__PROBLEM STATEMENT__
Below is a block of records; repeat all of them exactly.

[Data excerpts]
========

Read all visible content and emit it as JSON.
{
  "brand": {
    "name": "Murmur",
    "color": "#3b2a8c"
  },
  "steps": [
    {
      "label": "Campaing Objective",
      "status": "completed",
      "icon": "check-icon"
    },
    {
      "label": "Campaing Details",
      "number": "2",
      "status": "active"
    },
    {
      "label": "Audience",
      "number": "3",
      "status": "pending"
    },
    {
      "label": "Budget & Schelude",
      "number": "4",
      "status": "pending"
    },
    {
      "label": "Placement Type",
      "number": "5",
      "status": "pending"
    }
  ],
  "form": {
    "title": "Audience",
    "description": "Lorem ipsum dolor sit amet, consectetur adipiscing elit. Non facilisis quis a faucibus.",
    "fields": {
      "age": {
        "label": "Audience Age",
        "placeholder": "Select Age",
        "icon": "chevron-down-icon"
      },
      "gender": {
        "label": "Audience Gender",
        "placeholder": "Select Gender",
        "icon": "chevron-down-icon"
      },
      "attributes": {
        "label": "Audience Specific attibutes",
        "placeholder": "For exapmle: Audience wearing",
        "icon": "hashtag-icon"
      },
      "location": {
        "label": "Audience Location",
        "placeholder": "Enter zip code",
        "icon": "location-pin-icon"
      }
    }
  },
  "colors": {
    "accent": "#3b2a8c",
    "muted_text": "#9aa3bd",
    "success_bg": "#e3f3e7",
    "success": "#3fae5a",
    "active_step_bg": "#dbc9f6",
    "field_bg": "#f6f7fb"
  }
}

========

__RESULT__
Read all visible content and emit it as JSON.
{
  "brand": {
    "name": "Murmur",
    "color": "#3b2a8c"
  },
  "steps": [
    {
      "label": "Campaing Objective",
      "status": "completed",
      "icon": "check-icon"
    },
    {
      "label": "Campaing Details",
      "number": "2",
      "status": "active"
    },
    {
      "label": "Audience",
      "number": "3",
      "status": "pending"
    },
    {
      "label": "Budget & Schelude",
      "number": "4",
      "status": "pending"
    },
    {
      "label": "Placement Type",
      "number": "5",
      "status": "pending"
    }
  ],
  "form": {
    "title": "Audience",
    "description": "Lorem ipsum dolor sit amet, consectetur adipiscing elit. Non facilisis quis a faucibus.",
    "fields": {
      "age": {
        "label": "Audience Age",
        "placeholder": "Select Age",
        "icon": "chevron-down-icon"
      },
      "gender": {
        "label": "Audience Gender",
        "placeholder": "Select Gender",
        "icon": "chevron-down-icon"
      },
      "attributes": {
        "label": "Audience Specific attibutes",
        "placeholder": "For exapmle: Audience wearing",
        "icon": "hashtag-icon"
      },
      "location": {
        "label": "Audience Location",
        "placeholder": "Enter zip code",
        "icon": "location-pin-icon"
      }
    }
  },
  "colors": {
    "accent": "#3b2a8c",
    "muted_text": "#9aa3bd",
    "success_bg": "#e3f3e7",
    "success": "#3fae5a",
    "active_step_bg": "#dbc9f6",
    "field_bg": "#f6f7fb"
  }
}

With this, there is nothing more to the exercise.